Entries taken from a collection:

========

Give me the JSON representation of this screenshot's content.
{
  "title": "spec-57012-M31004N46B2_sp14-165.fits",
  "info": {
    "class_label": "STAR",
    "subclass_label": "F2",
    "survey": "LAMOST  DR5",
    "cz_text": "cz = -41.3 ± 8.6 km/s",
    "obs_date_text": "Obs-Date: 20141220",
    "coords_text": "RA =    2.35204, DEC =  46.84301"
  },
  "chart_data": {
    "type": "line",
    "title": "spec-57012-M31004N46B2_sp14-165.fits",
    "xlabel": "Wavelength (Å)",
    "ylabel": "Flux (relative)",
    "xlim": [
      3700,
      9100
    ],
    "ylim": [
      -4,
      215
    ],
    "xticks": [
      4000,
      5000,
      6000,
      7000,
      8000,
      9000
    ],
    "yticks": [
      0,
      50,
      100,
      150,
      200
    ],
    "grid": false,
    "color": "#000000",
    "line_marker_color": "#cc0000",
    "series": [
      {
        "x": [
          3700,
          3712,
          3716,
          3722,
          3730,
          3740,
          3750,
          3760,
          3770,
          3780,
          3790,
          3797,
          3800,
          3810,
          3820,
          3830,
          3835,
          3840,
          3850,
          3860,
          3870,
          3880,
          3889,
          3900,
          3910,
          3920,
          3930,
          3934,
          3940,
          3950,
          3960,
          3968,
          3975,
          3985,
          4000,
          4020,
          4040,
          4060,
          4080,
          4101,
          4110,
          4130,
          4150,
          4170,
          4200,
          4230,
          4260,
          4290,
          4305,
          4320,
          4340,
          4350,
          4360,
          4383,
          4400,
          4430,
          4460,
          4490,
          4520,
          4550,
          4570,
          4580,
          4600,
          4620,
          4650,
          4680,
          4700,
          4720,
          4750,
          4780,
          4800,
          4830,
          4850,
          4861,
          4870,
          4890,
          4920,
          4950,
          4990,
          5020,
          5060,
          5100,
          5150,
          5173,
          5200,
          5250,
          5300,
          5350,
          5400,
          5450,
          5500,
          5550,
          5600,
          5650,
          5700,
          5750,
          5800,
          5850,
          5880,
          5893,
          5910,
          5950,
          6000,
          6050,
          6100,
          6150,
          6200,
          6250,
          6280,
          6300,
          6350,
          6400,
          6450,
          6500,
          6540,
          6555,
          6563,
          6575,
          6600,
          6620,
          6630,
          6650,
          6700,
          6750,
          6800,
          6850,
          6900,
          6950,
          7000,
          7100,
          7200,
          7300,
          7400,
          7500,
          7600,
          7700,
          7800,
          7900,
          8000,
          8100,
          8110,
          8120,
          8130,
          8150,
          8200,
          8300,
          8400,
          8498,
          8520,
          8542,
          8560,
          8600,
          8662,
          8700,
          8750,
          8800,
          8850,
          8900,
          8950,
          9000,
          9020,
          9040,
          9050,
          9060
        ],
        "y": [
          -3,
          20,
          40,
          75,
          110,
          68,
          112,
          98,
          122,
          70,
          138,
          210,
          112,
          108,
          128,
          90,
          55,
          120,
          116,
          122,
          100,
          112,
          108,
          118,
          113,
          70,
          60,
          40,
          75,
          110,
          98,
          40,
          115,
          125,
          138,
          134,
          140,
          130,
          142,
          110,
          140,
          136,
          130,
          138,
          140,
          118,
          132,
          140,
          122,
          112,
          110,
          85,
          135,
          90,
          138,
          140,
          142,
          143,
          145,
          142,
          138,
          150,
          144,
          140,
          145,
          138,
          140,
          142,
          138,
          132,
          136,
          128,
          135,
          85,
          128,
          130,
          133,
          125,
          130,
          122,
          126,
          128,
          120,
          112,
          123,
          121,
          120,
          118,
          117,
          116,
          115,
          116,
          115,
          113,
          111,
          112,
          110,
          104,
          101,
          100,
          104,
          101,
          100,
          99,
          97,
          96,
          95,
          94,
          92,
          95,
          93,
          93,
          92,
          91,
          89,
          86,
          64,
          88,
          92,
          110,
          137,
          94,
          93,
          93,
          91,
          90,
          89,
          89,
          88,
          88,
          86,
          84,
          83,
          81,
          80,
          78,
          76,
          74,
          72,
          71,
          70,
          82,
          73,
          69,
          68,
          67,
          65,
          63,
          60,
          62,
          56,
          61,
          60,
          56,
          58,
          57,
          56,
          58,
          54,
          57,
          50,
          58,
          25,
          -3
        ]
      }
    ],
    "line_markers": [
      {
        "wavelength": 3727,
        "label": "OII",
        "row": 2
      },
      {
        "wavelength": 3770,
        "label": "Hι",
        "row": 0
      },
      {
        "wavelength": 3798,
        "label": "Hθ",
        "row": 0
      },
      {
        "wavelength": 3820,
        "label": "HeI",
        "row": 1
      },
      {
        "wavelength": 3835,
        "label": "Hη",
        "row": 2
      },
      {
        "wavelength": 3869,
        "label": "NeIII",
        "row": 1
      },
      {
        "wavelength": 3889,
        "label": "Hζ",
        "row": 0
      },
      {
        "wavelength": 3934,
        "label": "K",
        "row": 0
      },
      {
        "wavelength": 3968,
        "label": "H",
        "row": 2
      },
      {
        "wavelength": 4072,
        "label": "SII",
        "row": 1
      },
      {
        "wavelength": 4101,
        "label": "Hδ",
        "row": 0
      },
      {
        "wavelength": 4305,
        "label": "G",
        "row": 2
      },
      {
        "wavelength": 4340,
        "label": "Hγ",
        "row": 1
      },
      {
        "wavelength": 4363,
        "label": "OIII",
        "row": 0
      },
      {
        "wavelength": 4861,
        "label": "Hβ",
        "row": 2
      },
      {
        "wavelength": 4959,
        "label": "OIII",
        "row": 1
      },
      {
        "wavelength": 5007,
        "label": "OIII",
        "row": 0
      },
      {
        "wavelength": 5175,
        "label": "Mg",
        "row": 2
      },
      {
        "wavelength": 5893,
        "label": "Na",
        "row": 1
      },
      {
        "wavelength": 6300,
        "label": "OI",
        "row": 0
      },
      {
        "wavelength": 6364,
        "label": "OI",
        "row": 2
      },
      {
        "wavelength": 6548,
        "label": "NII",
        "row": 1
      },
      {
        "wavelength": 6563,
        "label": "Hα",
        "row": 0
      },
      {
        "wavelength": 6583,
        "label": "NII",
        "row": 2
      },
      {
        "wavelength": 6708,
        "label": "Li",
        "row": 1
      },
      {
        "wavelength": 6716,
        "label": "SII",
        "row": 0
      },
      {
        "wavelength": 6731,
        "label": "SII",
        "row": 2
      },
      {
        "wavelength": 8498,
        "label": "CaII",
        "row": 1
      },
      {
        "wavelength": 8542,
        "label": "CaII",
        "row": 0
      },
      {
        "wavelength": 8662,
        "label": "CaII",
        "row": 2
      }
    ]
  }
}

========

WHAT YOU WILL DO: Repeat each record in full; every line must match exactly.

OUTPUT BELOW:
Give me the JSON representation of this screenshot's content.
{
  "title": "spec-57012-M31004N46B2_sp14-165.fits",
  "info": {
    "class_label": "STAR",
    "subclass_label": "F2",
    "survey": "LAMOST  DR5",
    "cz_text": "cz = -41.3 ± 8.6 km/s",
    "obs_date_text": "Obs-Date: 20141220",
    "coords_text": "RA =    2.35204, DEC =  46.84301"
  },
  "chart_data": {
    "type": "line",
    "title": "spec-57012-M31004N46B2_sp14-165.fits",
    "xlabel": "Wavelength (Å)",
    "ylabel": "Flux (relative)",
    "xlim": [
      3700,
      9100
    ],
    "ylim": [
      -4,
      215
    ],
    "xticks": [
      4000,
      5000,
      6000,
      7000,
      8000,
      9000
    ],
    "yticks": [
      0,
      50,
      100,
      150,
      200
    ],
    "grid": false,
    "color": "#000000",
    "line_marker_color": "#cc0000",
    "series": [
      {
        "x": [
          3700,
          3712,
          3716,
          3722,
          3730,
          3740,
          3750,
          3760,
          3770,
          3780,
          3790,
          3797,
          3800,
          3810,
          3820,
          3830,
          3835,
          3840,
          3850,
          3860,
          3870,
          3880,
          3889,
          3900,
          3910,
          3920,
          3930,
          3934,
          3940,
          3950,
          3960,
          3968,
          3975,
          3985,
          4000,
          4020,
          4040,
          4060,
          4080,
          4101,
          4110,
          4130,
          4150,
          4170,
          4200,
          4230,
          4260,
          4290,
          4305,
          4320,
          4340,
          4350,
          4360,
          4383,
          4400,
          4430,
          4460,
          4490,
          4520,
          4550,
          4570,
          4580,
          4600,
          4620,
          4650,
          4680,
          4700,
          4720,
          4750,
          4780,
          4800,
          4830,
          4850,
          4861,
          4870,
          4890,
          4920,
          4950,
          4990,
          5020,
          5060,
          5100,
          5150,
          5173,
          5200,
          5250,
          5300,
          5350,
          5400,
          5450,
          5500,
          5550,
          5600,
          5650,
          5700,
          5750,
          5800,
          5850,
          5880,
          5893,
          5910,
          5950,
          6000,
          6050,
          6100,
          6150,
          6200,
          6250,
          6280,
          6300,
          6350,
          6400,
          6450,
          6500,
          6540,
          6555,
          6563,
          6575,
          6600,
          6620,
          6630,
          6650,
          6700,
          6750,
          6800,
          6850,
          6900,
          6950,
          7000,
          7100,
          7200,
          7300,
          7400,
          7500,
          7600,
          7700,
          7800,
          7900,
          8000,
          8100,
          8110,
          8120,
          8130,
          8150,
          8200,
          8300,
          8400,
          8498,
          8520,
          8542,
          8560,
          8600,
          8662,
          8700,
          8750,
          8800,
          8850,
          8900,
          8950,
          9000,
          9020,
          9040,
          9050,
          9060
        ],
        "y": [
          -3,
          20,
          40,
          75,
          110,
          68,
          112,
          98,
          122,
          70,
          138,
          210,
          112,
          108,
          128,
          90,
          55,
          120,
          116,
          122,
          100,
          112,
          108,
          118,
          113,
          70,
          60,
          40,
          75,
          110,
          98,
          40,
          115,
          125,
          138,
          134,
          140,
          130,
          142,
          110,
          140,
          136,
          130,
          138,
          140,
          118,
          132,
          140,
          122,
          112,
          110,
          85,
          135,
          90,
          138,
          140,
          142,
          143,
          145,
          142,
          138,
          150,
          144,
          140,
          145,
          138,
          140,
          142,
          138,
          132,
          136,
          128,
          135,
          85,
          128,
          130,
          133,
          125,
          130,
          122,
          126,
          128,
          120,
          112,
          123,
          121,
          120,
          118,
          117,
          116,
          115,
          116,
          115,
          113,
          111,
          112,
          110,
          104,
          101,
          100,
          104,
          101,
          100,
          99,
          97,
          96,
          95,
          94,
          92,
          95,
          93,
          93,
          92,
          91,
          89,
          86,
          64,
          88,
          92,
          110,
          137,
          94,
          93,
          93,
          91,
          90,
          89,
          89,
          88,
          88,
          86,
          84,
          83,
          81,
          80,
          78,
          76,
          74,
          72,
          71,
          70,
          82,
          73,
          69,
          68,
          67,
          65,
          63,
          60,
          62,
          56,
          61,
          60,
          56,
          58,
          57,
          56,
          58,
          54,
          57,
          50,
          58,
          25,
          -3
        ]
      }
    ],
    "line_markers": [
      {
        "wavelength": 3727,
        "label": "OII",
        "row": 2
      },
      {
        "wavelength": 3770,
        "label": "Hι",
        "row": 0
      },
      {
        "wavelength": 3798,
        "label": "Hθ",
        "row": 0
      },
      {
        "wavelength": 3820,
        "label": "HeI",
        "row": 1
      },
      {
        "wavelength": 3835,
        "label": "Hη",
        "row": 2
      },
      {
        "wavelength": 3869,
        "label": "NeIII",
        "row": 1
      },
      {
        "wavelength": 3889,
        "label": "Hζ",
        "row": 0
      },
      {
        "wavelength": 3934,
        "label": "K",
        "row": 0
      },
      {
        "wavelength": 3968,
        "label": "H",
        "row": 2
      },
      {
        "wavelength": 4072,
        "label": "SII",
        "row": 1
      },
      {
        "wavelength": 4101,
        "label": "Hδ",
        "row": 0
      },
      {
        "wavelength": 4305,
        "label": "G",
        "row": 2
      },
      {
        "wavelength": 4340,
        "label": "Hγ",
        "row": 1
      },
      {
        "wavelength": 4363,
        "label": "OIII",
        "row": 0
      },
      {
        "wavelength": 4861,
        "label": "Hβ",
        "row": 2
      },
      {
        "wavelength": 4959,
        "label": "OIII",
        "row": 1
      },
      {
        "wavelength": 5007,
        "label": "OIII",
        "row": 0
      },
      {
        "wavelength": 5175,
        "label": "Mg",
        "row": 2
      },
      {
        "wavelength": 5893,
        "label": "Na",
        "row": 1
      },
      {
        "wavelength": 6300,
        "label": "OI",
        "row": 0
      },
      {
        "wavelength": 6364,
        "label": "OI",
        "row": 2
      },
      {
        "wavelength": 6548,
        "label": "NII",
        "row": 1
      },
      {
        "wavelength": 6563,
        "label": "Hα",
        "row": 0
      },
      {
        "wavelength": 6583,
        "label": "NII",
        "row": 2
      },
      {
        "wavelength": 6708,
        "label": "Li",
        "row": 1
      },
      {
        "wavelength": 6716,
        "label": "SII",
        "row": 0
      },
      {
        "wavelength": 6731,
        "label": "SII",
        "row": 2
      },
      {
        "wavelength": 8498,
        "label": "CaII",
        "row": 1
      },
      {
        "wavelength": 8542,
        "label": "CaII",
        "row": 0
      },
      {
        "wavelength": 8662,
        "label": "CaII",
        "row": 2
      }
    ]
  }
}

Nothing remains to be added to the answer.